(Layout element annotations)
┄┄┄┄┄┄┄┄┄┄┄┄┄┄┄┄┄┄┄┄

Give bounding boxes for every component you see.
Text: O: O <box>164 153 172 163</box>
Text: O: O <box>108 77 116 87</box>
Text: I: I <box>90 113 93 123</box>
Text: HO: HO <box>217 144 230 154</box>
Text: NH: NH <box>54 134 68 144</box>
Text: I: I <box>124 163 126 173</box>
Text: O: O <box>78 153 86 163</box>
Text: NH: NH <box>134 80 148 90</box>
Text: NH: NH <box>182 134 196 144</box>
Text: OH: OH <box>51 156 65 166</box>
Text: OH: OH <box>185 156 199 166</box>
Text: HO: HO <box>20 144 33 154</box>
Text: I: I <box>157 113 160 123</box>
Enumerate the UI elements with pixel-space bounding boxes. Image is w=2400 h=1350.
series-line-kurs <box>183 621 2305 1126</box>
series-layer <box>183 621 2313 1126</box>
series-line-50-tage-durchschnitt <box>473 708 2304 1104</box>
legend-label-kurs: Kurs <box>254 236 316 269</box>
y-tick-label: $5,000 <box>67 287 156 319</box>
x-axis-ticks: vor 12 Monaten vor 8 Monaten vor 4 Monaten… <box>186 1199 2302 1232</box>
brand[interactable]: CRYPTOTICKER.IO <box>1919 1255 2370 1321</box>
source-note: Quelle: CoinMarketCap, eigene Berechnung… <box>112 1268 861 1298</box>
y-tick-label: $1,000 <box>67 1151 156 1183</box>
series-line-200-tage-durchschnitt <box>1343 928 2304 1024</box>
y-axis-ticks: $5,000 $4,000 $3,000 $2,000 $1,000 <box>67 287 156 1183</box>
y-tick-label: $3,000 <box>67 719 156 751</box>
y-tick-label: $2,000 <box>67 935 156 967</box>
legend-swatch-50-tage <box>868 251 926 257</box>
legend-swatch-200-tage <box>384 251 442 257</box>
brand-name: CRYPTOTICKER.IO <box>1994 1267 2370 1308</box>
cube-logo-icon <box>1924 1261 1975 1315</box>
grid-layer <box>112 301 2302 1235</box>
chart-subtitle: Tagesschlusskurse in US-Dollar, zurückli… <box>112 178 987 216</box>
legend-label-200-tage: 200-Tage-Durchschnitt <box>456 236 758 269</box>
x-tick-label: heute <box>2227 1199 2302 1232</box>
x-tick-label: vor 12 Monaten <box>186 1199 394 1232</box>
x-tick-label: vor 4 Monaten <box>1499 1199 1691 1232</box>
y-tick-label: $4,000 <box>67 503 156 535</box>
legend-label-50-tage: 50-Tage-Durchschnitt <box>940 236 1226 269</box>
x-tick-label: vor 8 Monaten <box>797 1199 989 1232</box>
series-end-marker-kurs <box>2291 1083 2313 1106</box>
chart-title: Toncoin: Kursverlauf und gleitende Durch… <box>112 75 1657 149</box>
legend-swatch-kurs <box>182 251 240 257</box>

┄┄┄┄┄┄┄┄┄┄┄┄┄┄┄┄┄┄┄┄

Can you write out every line of the material above, character for character, with nothing altered or left out?

Give bounding boxes for every component you see.
Text: O: O <box>164 153 172 163</box>
Text: O: O <box>108 77 116 87</box>
Text: I: I <box>90 113 93 123</box>
Text: HO: HO <box>217 144 230 154</box>
Text: NH: NH <box>54 134 68 144</box>
Text: I: I <box>124 163 126 173</box>
Text: O: O <box>78 153 86 163</box>
Text: NH: NH <box>134 80 148 90</box>
Text: NH: NH <box>182 134 196 144</box>
Text: OH: OH <box>51 156 65 166</box>
Text: OH: OH <box>185 156 199 166</box>
Text: HO: HO <box>20 144 33 154</box>
Text: I: I <box>157 113 160 123</box>
Enumerate the UI elements with pixel-space bounding boxes. Image is w=2400 h=1350.
series-line-kurs <box>183 621 2305 1126</box>
series-layer <box>183 621 2313 1126</box>
series-line-50-tage-durchschnitt <box>473 708 2304 1104</box>
legend-label-kurs: Kurs <box>254 236 316 269</box>
y-tick-label: $5,000 <box>67 287 156 319</box>
x-axis-ticks: vor 12 Monaten vor 8 Monaten vor 4 Monaten… <box>186 1199 2302 1232</box>
brand[interactable]: CRYPTOTICKER.IO <box>1919 1255 2370 1321</box>
source-note: Quelle: CoinMarketCap, eigene Berechnung… <box>112 1268 861 1298</box>
y-tick-label: $1,000 <box>67 1151 156 1183</box>
series-line-200-tage-durchschnitt <box>1343 928 2304 1024</box>
y-axis-ticks: $5,000 $4,000 $3,000 $2,000 $1,000 <box>67 287 156 1183</box>
y-tick-label: $3,000 <box>67 719 156 751</box>
y-tick-label: $2,000 <box>67 935 156 967</box>
legend-swatch-50-tage <box>868 251 926 257</box>
legend-swatch-200-tage <box>384 251 442 257</box>
brand-name: CRYPTOTICKER.IO <box>1994 1267 2370 1308</box>
cube-logo-icon <box>1924 1261 1975 1315</box>
grid-layer <box>112 301 2302 1235</box>
chart-subtitle: Tagesschlusskurse in US-Dollar, zurückli… <box>112 178 987 216</box>
legend-label-200-tage: 200-Tage-Durchschnitt <box>456 236 758 269</box>
x-tick-label: heute <box>2227 1199 2302 1232</box>
x-tick-label: vor 12 Monaten <box>186 1199 394 1232</box>
x-tick-label: vor 4 Monaten <box>1499 1199 1691 1232</box>
y-tick-label: $4,000 <box>67 503 156 535</box>
legend-label-50-tage: 50-Tage-Durchschnitt <box>940 236 1226 269</box>
x-tick-label: vor 8 Monaten <box>797 1199 989 1232</box>
series-end-marker-kurs <box>2291 1083 2313 1106</box>
chart-title: Toncoin: Kursverlauf und gleitende Durch… <box>112 75 1657 149</box>
legend-swatch-kurs <box>182 251 240 257</box>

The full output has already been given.